* INFORMATION GIVEN
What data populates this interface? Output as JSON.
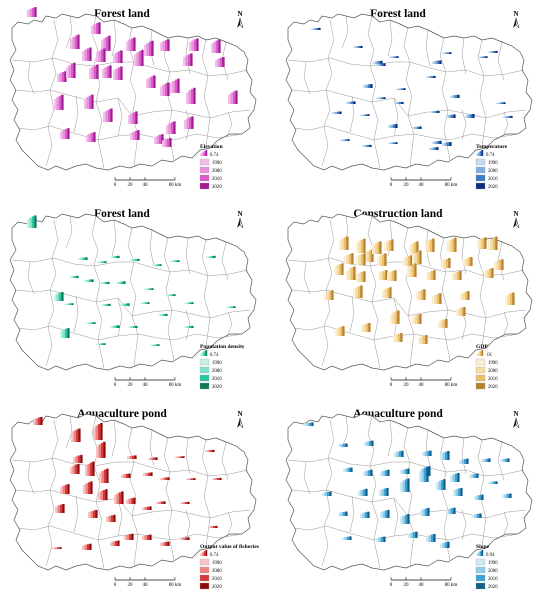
{
  "panels": [
    {
      "id": "p1",
      "title": "Forest land",
      "legend": {
        "title": "Elevation",
        "max": "0.74",
        "years": [
          "1990",
          "2000",
          "2010",
          "2020"
        ],
        "colors": [
          "#f3bfe9",
          "#ea8fdc",
          "#d85ccb",
          "#a21b94"
        ]
      },
      "scale": {
        "ticks": [
          "0",
          "20",
          "40",
          "80 km"
        ]
      },
      "north": "N",
      "bars": [
        [
          27,
          17,
          0.55
        ],
        [
          91,
          34,
          0.65
        ],
        [
          70,
          49,
          0.8
        ],
        [
          101,
          51,
          0.85
        ],
        [
          126,
          51,
          0.75
        ],
        [
          144,
          56,
          0.85
        ],
        [
          160,
          51,
          0.65
        ],
        [
          189,
          51,
          0.7
        ],
        [
          211,
          53,
          0.75
        ],
        [
          82,
          61,
          0.75
        ],
        [
          96,
          62,
          0.75
        ],
        [
          113,
          63,
          0.7
        ],
        [
          134,
          66,
          0.9
        ],
        [
          183,
          66,
          0.7
        ],
        [
          215,
          67,
          0.55
        ],
        [
          57,
          82,
          0.6
        ],
        [
          66,
          78,
          0.85
        ],
        [
          89,
          79,
          0.8
        ],
        [
          102,
          78,
          0.7
        ],
        [
          113,
          80,
          0.75
        ],
        [
          146,
          88,
          0.7
        ],
        [
          160,
          96,
          0.75
        ],
        [
          170,
          93,
          0.8
        ],
        [
          186,
          104,
          0.9
        ],
        [
          228,
          104,
          0.75
        ],
        [
          54,
          110,
          0.85
        ],
        [
          84,
          109,
          0.8
        ],
        [
          103,
          122,
          0.75
        ],
        [
          128,
          124,
          0.7
        ],
        [
          166,
          134,
          0.7
        ],
        [
          184,
          129,
          0.7
        ],
        [
          60,
          139,
          0.6
        ],
        [
          86,
          142,
          0.55
        ],
        [
          130,
          140,
          0.55
        ],
        [
          154,
          144,
          0.55
        ],
        [
          162,
          147,
          0.5
        ]
      ]
    },
    {
      "id": "p2",
      "title": "Forest land",
      "legend": {
        "title": "Temperature",
        "max": "0.74",
        "years": [
          "1990",
          "2000",
          "2010",
          "2020"
        ],
        "colors": [
          "#c6dbef",
          "#7fb2e0",
          "#3d7cc9",
          "#0d2f7f"
        ]
      },
      "scale": {
        "ticks": [
          "0",
          "20",
          "40",
          "80 km"
        ]
      },
      "north": "N",
      "bars": [
        [
          35,
          30,
          0.12
        ],
        [
          77,
          48,
          0.12
        ],
        [
          97,
          64,
          0.18
        ],
        [
          100,
          66,
          0.15
        ],
        [
          113,
          58,
          0.1
        ],
        [
          156,
          64,
          0.2
        ],
        [
          166,
          54,
          0.1
        ],
        [
          202,
          58,
          0.1
        ],
        [
          212,
          53,
          0.12
        ],
        [
          87,
          88,
          0.22
        ],
        [
          120,
          90,
          0.1
        ],
        [
          150,
          78,
          0.12
        ],
        [
          174,
          98,
          0.18
        ],
        [
          220,
          104,
          0.1
        ],
        [
          70,
          104,
          0.15
        ],
        [
          100,
          99,
          0.1
        ],
        [
          118,
          104,
          0.12
        ],
        [
          154,
          113,
          0.12
        ],
        [
          170,
          118,
          0.2
        ],
        [
          189,
          118,
          0.22
        ],
        [
          56,
          114,
          0.14
        ],
        [
          84,
          116,
          0.1
        ],
        [
          112,
          128,
          0.22
        ],
        [
          136,
          129,
          0.14
        ],
        [
          156,
          144,
          0.18
        ],
        [
          166,
          146,
          0.22
        ],
        [
          64,
          141,
          0.1
        ],
        [
          86,
          147,
          0.12
        ],
        [
          112,
          144,
          0.1
        ],
        [
          153,
          150,
          0.16
        ],
        [
          227,
          118,
          0.12
        ]
      ]
    },
    {
      "id": "p3",
      "title": "Forest land",
      "legend": {
        "title": "Population density",
        "max": "0.74",
        "years": [
          "1990",
          "2000",
          "2010",
          "2020"
        ],
        "colors": [
          "#c7f2e6",
          "#7ee5cc",
          "#27c7a0",
          "#0d7a5c"
        ]
      },
      "scale": {
        "ticks": [
          "0",
          "20",
          "40",
          "80 km"
        ]
      },
      "north": "N",
      "bars": [
        [
          27,
          28,
          0.7
        ],
        [
          54,
          101,
          0.5
        ],
        [
          60,
          138,
          0.55
        ],
        [
          78,
          60,
          0.15
        ],
        [
          97,
          63,
          0.1
        ],
        [
          110,
          58,
          0.12
        ],
        [
          130,
          61,
          0.12
        ],
        [
          152,
          66,
          0.1
        ],
        [
          170,
          62,
          0.1
        ],
        [
          206,
          58,
          0.12
        ],
        [
          69,
          78,
          0.12
        ],
        [
          84,
          82,
          0.15
        ],
        [
          100,
          84,
          0.12
        ],
        [
          116,
          84,
          0.15
        ],
        [
          144,
          90,
          0.1
        ],
        [
          166,
          96,
          0.1
        ],
        [
          184,
          104,
          0.1
        ],
        [
          226,
          108,
          0.1
        ],
        [
          64,
          105,
          0.1
        ],
        [
          101,
          106,
          0.12
        ],
        [
          120,
          106,
          0.15
        ],
        [
          140,
          104,
          0.1
        ],
        [
          158,
          116,
          0.12
        ],
        [
          184,
          128,
          0.12
        ],
        [
          86,
          124,
          0.1
        ],
        [
          110,
          128,
          0.15
        ],
        [
          128,
          128,
          0.12
        ],
        [
          96,
          145,
          0.1
        ],
        [
          150,
          146,
          0.1
        ]
      ]
    },
    {
      "id": "p4",
      "title": "Construction land",
      "legend": {
        "title": "GDP",
        "max": ".01",
        "years": [
          "1990",
          "2000",
          "2010",
          "2020"
        ],
        "colors": [
          "#fbeed1",
          "#f7dca6",
          "#edbf68",
          "#b8822e"
        ]
      },
      "scale": {
        "ticks": [
          "0",
          "20",
          "40",
          "80 km"
        ]
      },
      "north": "N",
      "bars": [
        [
          63,
          50,
          0.75
        ],
        [
          80,
          53,
          0.8
        ],
        [
          88,
          62,
          0.7
        ],
        [
          96,
          54,
          0.7
        ],
        [
          108,
          51,
          0.65
        ],
        [
          133,
          54,
          0.7
        ],
        [
          149,
          52,
          0.75
        ],
        [
          171,
          52,
          0.8
        ],
        [
          201,
          49,
          0.65
        ],
        [
          212,
          50,
          0.75
        ],
        [
          68,
          64,
          0.6
        ],
        [
          80,
          65,
          0.65
        ],
        [
          101,
          66,
          0.7
        ],
        [
          127,
          66,
          0.6
        ],
        [
          136,
          64,
          0.75
        ],
        [
          165,
          68,
          0.55
        ],
        [
          187,
          66,
          0.5
        ],
        [
          218,
          70,
          0.6
        ],
        [
          58,
          75,
          0.65
        ],
        [
          70,
          80,
          0.75
        ],
        [
          80,
          82,
          0.6
        ],
        [
          102,
          80,
          0.55
        ],
        [
          111,
          81,
          0.6
        ],
        [
          131,
          77,
          0.75
        ],
        [
          150,
          80,
          0.55
        ],
        [
          176,
          80,
          0.5
        ],
        [
          208,
          78,
          0.55
        ],
        [
          48,
          100,
          0.55
        ],
        [
          77,
          98,
          0.7
        ],
        [
          106,
          98,
          0.6
        ],
        [
          140,
          100,
          0.6
        ],
        [
          156,
          104,
          0.6
        ],
        [
          184,
          100,
          0.5
        ],
        [
          229,
          105,
          0.7
        ],
        [
          59,
          136,
          0.55
        ],
        [
          85,
          132,
          0.5
        ],
        [
          114,
          124,
          0.75
        ],
        [
          136,
          124,
          0.55
        ],
        [
          162,
          128,
          0.5
        ],
        [
          180,
          116,
          0.5
        ],
        [
          117,
          142,
          0.5
        ],
        [
          142,
          144,
          0.5
        ]
      ]
    },
    {
      "id": "p5",
      "title": "Aquaculture pond",
      "legend": {
        "title": "Output value of fisheries",
        "max": "0.74",
        "years": [
          "1990",
          "2000",
          "2010",
          "2020"
        ],
        "colors": [
          "#f7c4c4",
          "#ee8585",
          "#d93838",
          "#8f0c0c"
        ]
      },
      "scale": {
        "ticks": [
          "0",
          "20",
          "40",
          "80 km"
        ]
      },
      "north": "N",
      "bars": [
        [
          33,
          25,
          0.45
        ],
        [
          93,
          40,
          0.95
        ],
        [
          71,
          42,
          0.75
        ],
        [
          73,
          63,
          0.45
        ],
        [
          96,
          58,
          0.9
        ],
        [
          127,
          59,
          0.2
        ],
        [
          148,
          60,
          0.15
        ],
        [
          175,
          58,
          0.1
        ],
        [
          205,
          52,
          0.12
        ],
        [
          70,
          74,
          0.55
        ],
        [
          85,
          76,
          0.8
        ],
        [
          99,
          83,
          0.8
        ],
        [
          121,
          78,
          0.25
        ],
        [
          143,
          76,
          0.2
        ],
        [
          160,
          80,
          0.15
        ],
        [
          186,
          80,
          0.1
        ],
        [
          212,
          80,
          0.12
        ],
        [
          60,
          94,
          0.55
        ],
        [
          83,
          94,
          0.7
        ],
        [
          98,
          100,
          0.6
        ],
        [
          114,
          104,
          0.7
        ],
        [
          126,
          104,
          0.35
        ],
        [
          142,
          110,
          0.2
        ],
        [
          156,
          104,
          0.15
        ],
        [
          180,
          104,
          0.12
        ],
        [
          55,
          113,
          0.5
        ],
        [
          88,
          118,
          0.45
        ],
        [
          106,
          122,
          0.4
        ],
        [
          124,
          140,
          0.35
        ],
        [
          142,
          140,
          0.3
        ],
        [
          160,
          146,
          0.25
        ],
        [
          180,
          140,
          0.15
        ],
        [
          52,
          149,
          0.1
        ],
        [
          82,
          150,
          0.35
        ],
        [
          110,
          146,
          0.3
        ],
        [
          208,
          128,
          0.12
        ]
      ]
    },
    {
      "id": "p6",
      "title": "Aquaculture pond",
      "legend": {
        "title": "Slope",
        "max": "0.94",
        "years": [
          "1990",
          "2000",
          "2010",
          "2020"
        ],
        "colors": [
          "#cfe9f5",
          "#92cdea",
          "#3ba3d6",
          "#0f5f8a"
        ]
      },
      "scale": {
        "ticks": [
          "0",
          "20",
          "40",
          "80 km"
        ]
      },
      "north": "N",
      "bars": [
        [
          28,
          26,
          0.2
        ],
        [
          62,
          47,
          0.2
        ],
        [
          88,
          46,
          0.3
        ],
        [
          118,
          57,
          0.35
        ],
        [
          146,
          56,
          0.3
        ],
        [
          164,
          60,
          0.5
        ],
        [
          183,
          64,
          0.3
        ],
        [
          205,
          62,
          0.2
        ],
        [
          224,
          62,
          0.2
        ],
        [
          67,
          72,
          0.25
        ],
        [
          87,
          76,
          0.35
        ],
        [
          104,
          76,
          0.35
        ],
        [
          124,
          74,
          0.3
        ],
        [
          145,
          76,
          0.55
        ],
        [
          174,
          82,
          0.5
        ],
        [
          193,
          78,
          0.25
        ],
        [
          212,
          84,
          0.15
        ],
        [
          46,
          96,
          0.25
        ],
        [
          82,
          96,
          0.4
        ],
        [
          103,
          96,
          0.45
        ],
        [
          124,
          92,
          0.75
        ],
        [
          143,
          82,
          0.85
        ],
        [
          160,
          90,
          0.6
        ],
        [
          177,
          96,
          0.45
        ],
        [
          198,
          100,
          0.3
        ],
        [
          226,
          98,
          0.25
        ],
        [
          62,
          116,
          0.25
        ],
        [
          84,
          118,
          0.35
        ],
        [
          104,
          118,
          0.45
        ],
        [
          124,
          124,
          0.55
        ],
        [
          144,
          116,
          0.45
        ],
        [
          170,
          114,
          0.35
        ],
        [
          196,
          118,
          0.25
        ],
        [
          66,
          140,
          0.2
        ],
        [
          100,
          142,
          0.3
        ],
        [
          132,
          138,
          0.35
        ],
        [
          150,
          142,
          0.45
        ],
        [
          164,
          148,
          0.35
        ]
      ]
    }
  ]
}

* DO THIS
Extract each line from the entries above that contains the string "Output".

* WORKED ANSWER
What data populates this interface? Output as JSON.
        "title": "Output value of fisheries",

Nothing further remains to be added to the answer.